**** Task data ****

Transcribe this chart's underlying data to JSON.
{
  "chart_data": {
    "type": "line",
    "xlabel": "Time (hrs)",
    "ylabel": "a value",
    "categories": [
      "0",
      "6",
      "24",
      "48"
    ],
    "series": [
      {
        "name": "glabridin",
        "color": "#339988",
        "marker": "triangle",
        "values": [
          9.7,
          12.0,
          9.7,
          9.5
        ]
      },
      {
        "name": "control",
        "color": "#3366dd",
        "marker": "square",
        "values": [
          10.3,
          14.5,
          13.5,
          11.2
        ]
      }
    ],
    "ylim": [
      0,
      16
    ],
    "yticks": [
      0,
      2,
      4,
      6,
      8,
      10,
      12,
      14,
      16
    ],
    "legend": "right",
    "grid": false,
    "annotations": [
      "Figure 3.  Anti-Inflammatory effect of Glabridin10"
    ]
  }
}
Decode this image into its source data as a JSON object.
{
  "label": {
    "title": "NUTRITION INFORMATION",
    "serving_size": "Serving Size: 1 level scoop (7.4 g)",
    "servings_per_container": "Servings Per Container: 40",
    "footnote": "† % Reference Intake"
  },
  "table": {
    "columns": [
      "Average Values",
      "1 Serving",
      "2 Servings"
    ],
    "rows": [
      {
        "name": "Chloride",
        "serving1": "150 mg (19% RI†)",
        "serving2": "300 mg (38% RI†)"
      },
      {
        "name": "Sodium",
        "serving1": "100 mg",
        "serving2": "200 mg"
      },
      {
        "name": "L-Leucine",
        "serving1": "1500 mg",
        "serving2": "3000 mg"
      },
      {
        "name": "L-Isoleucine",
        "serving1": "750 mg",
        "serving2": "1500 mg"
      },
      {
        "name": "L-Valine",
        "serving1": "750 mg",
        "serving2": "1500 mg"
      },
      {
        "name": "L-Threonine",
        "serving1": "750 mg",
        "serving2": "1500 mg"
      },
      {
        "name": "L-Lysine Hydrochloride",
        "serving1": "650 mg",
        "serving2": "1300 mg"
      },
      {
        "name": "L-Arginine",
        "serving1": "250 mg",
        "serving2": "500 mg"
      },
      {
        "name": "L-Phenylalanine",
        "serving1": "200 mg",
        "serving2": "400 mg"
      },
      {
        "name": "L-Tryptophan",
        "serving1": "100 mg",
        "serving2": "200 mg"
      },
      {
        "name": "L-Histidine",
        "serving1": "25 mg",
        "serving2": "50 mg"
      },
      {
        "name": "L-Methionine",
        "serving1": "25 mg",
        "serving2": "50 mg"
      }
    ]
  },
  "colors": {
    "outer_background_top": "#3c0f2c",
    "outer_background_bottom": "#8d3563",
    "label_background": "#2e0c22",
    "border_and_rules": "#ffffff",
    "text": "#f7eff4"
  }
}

****

Your instructions: Type out the whole listing above again, exactly as it stands.

Finished answer:
Transcribe this chart's underlying data to JSON.
{
  "chart_data": {
    "type": "line",
    "xlabel": "Time (hrs)",
    "ylabel": "a value",
    "categories": [
      "0",
      "6",
      "24",
      "48"
    ],
    "series": [
      {
        "name": "glabridin",
        "color": "#339988",
        "marker": "triangle",
        "values": [
          9.7,
          12.0,
          9.7,
          9.5
        ]
      },
      {
        "name": "control",
        "color": "#3366dd",
        "marker": "square",
        "values": [
          10.3,
          14.5,
          13.5,
          11.2
        ]
      }
    ],
    "ylim": [
      0,
      16
    ],
    "yticks": [
      0,
      2,
      4,
      6,
      8,
      10,
      12,
      14,
      16
    ],
    "legend": "right",
    "grid": false,
    "annotations": [
      "Figure 3.  Anti-Inflammatory effect of Glabridin10"
    ]
  }
}
Decode this image into its source data as a JSON object.
{
  "label": {
    "title": "NUTRITION INFORMATION",
    "serving_size": "Serving Size: 1 level scoop (7.4 g)",
    "servings_per_container": "Servings Per Container: 40",
    "footnote": "† % Reference Intake"
  },
  "table": {
    "columns": [
      "Average Values",
      "1 Serving",
      "2 Servings"
    ],
    "rows": [
      {
        "name": "Chloride",
        "serving1": "150 mg (19% RI†)",
        "serving2": "300 mg (38% RI†)"
      },
      {
        "name": "Sodium",
        "serving1": "100 mg",
        "serving2": "200 mg"
      },
      {
        "name": "L-Leucine",
        "serving1": "1500 mg",
        "serving2": "3000 mg"
      },
      {
        "name": "L-Isoleucine",
        "serving1": "750 mg",
        "serving2": "1500 mg"
      },
      {
        "name": "L-Valine",
        "serving1": "750 mg",
        "serving2": "1500 mg"
      },
      {
        "name": "L-Threonine",
        "serving1": "750 mg",
        "serving2": "1500 mg"
      },
      {
        "name": "L-Lysine Hydrochloride",
        "serving1": "650 mg",
        "serving2": "1300 mg"
      },
      {
        "name": "L-Arginine",
        "serving1": "250 mg",
        "serving2": "500 mg"
      },
      {
        "name": "L-Phenylalanine",
        "serving1": "200 mg",
        "serving2": "400 mg"
      },
      {
        "name": "L-Tryptophan",
        "serving1": "100 mg",
        "serving2": "200 mg"
      },
      {
        "name": "L-Histidine",
        "serving1": "25 mg",
        "serving2": "50 mg"
      },
      {
        "name": "L-Methionine",
        "serving1": "25 mg",
        "serving2": "50 mg"
      }
    ]
  },
  "colors": {
    "outer_background_top": "#3c0f2c",
    "outer_background_bottom": "#8d3563",
    "label_background": "#2e0c22",
    "border_and_rules": "#ffffff",
    "text": "#f7eff4"
  }
}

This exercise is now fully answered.